◆ **Task statement**: Every line below must be reproduced exactly. Copy them all.

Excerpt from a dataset
=====

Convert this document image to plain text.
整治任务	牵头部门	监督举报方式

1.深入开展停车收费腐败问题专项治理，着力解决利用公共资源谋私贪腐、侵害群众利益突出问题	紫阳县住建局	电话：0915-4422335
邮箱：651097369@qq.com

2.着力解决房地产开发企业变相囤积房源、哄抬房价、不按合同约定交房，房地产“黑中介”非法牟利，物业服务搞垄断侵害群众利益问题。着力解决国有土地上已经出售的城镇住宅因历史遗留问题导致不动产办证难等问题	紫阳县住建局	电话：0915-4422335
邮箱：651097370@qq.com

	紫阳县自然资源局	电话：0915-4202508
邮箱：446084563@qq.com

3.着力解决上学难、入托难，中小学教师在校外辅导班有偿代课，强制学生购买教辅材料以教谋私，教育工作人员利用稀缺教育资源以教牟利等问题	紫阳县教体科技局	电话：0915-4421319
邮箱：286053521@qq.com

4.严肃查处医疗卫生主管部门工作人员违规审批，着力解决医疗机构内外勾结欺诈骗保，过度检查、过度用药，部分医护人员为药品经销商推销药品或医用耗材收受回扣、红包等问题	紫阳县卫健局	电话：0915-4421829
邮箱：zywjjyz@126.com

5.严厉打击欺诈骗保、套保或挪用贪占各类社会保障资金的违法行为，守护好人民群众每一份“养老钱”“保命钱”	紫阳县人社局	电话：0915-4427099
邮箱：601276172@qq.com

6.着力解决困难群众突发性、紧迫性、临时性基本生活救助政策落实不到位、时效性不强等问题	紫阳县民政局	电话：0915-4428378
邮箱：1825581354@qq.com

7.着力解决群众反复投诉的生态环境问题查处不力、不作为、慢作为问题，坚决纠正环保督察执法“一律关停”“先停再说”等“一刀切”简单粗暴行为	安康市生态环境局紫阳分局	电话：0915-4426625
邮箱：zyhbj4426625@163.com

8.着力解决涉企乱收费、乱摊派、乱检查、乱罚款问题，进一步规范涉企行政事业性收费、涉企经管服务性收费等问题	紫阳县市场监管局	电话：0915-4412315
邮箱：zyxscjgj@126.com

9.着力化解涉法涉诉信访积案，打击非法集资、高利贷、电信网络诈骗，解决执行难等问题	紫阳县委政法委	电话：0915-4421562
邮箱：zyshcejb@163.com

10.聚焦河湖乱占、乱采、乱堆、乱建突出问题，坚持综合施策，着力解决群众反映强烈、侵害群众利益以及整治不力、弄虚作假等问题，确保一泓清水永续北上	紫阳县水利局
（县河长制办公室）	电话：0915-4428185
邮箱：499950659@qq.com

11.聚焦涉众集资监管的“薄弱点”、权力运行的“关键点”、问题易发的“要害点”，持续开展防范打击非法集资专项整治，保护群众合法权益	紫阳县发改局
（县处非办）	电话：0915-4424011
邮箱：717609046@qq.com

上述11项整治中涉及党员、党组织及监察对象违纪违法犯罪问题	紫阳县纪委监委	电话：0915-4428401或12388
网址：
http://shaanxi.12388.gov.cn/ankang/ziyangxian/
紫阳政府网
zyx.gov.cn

=====

◆ **Solved exercise**:
Convert this document image to plain text.
整治任务	牵头部门	监督举报方式

1.深入开展停车收费腐败问题专项治理，着力解决利用公共资源谋私贪腐、侵害群众利益突出问题	紫阳县住建局	电话：0915-4422335
邮箱：651097369@qq.com

2.着力解决房地产开发企业变相囤积房源、哄抬房价、不按合同约定交房，房地产“黑中介”非法牟利，物业服务搞垄断侵害群众利益问题。着力解决国有土地上已经出售的城镇住宅因历史遗留问题导致不动产办证难等问题	紫阳县住建局	电话：0915-4422335
邮箱：651097370@qq.com

	紫阳县自然资源局	电话：0915-4202508
邮箱：446084563@qq.com

3.着力解决上学难、入托难，中小学教师在校外辅导班有偿代课，强制学生购买教辅材料以教谋私，教育工作人员利用稀缺教育资源以教牟利等问题	紫阳县教体科技局	电话：0915-4421319
邮箱：286053521@qq.com

4.严肃查处医疗卫生主管部门工作人员违规审批，着力解决医疗机构内外勾结欺诈骗保，过度检查、过度用药，部分医护人员为药品经销商推销药品或医用耗材收受回扣、红包等问题	紫阳县卫健局	电话：0915-4421829
邮箱：zywjjyz@126.com

5.严厉打击欺诈骗保、套保或挪用贪占各类社会保障资金的违法行为，守护好人民群众每一份“养老钱”“保命钱”	紫阳县人社局	电话：0915-4427099
邮箱：601276172@qq.com

6.着力解决困难群众突发性、紧迫性、临时性基本生活救助政策落实不到位、时效性不强等问题	紫阳县民政局	电话：0915-4428378
邮箱：1825581354@qq.com

7.着力解决群众反复投诉的生态环境问题查处不力、不作为、慢作为问题，坚决纠正环保督察执法“一律关停”“先停再说”等“一刀切”简单粗暴行为	安康市生态环境局紫阳分局	电话：0915-4426625
邮箱：zyhbj4426625@163.com

8.着力解决涉企乱收费、乱摊派、乱检查、乱罚款问题，进一步规范涉企行政事业性收费、涉企经管服务性收费等问题	紫阳县市场监管局	电话：0915-4412315
邮箱：zyxscjgj@126.com

9.着力化解涉法涉诉信访积案，打击非法集资、高利贷、电信网络诈骗，解决执行难等问题	紫阳县委政法委	电话：0915-4421562
邮箱：zyshcejb@163.com

10.聚焦河湖乱占、乱采、乱堆、乱建突出问题，坚持综合施策，着力解决群众反映强烈、侵害群众利益以及整治不力、弄虚作假等问题，确保一泓清水永续北上	紫阳县水利局
（县河长制办公室）	电话：0915-4428185
邮箱：499950659@qq.com

11.聚焦涉众集资监管的“薄弱点”、权力运行的“关键点”、问题易发的“要害点”，持续开展防范打击非法集资专项整治，保护群众合法权益	紫阳县发改局
（县处非办）	电话：0915-4424011
邮箱：717609046@qq.com

上述11项整治中涉及党员、党组织及监察对象违纪违法犯罪问题	紫阳县纪委监委	电话：0915-4428401或12388
网址：
http://shaanxi.12388.gov.cn/ankang/ziyangxian/
紫阳政府网
zyx.gov.cn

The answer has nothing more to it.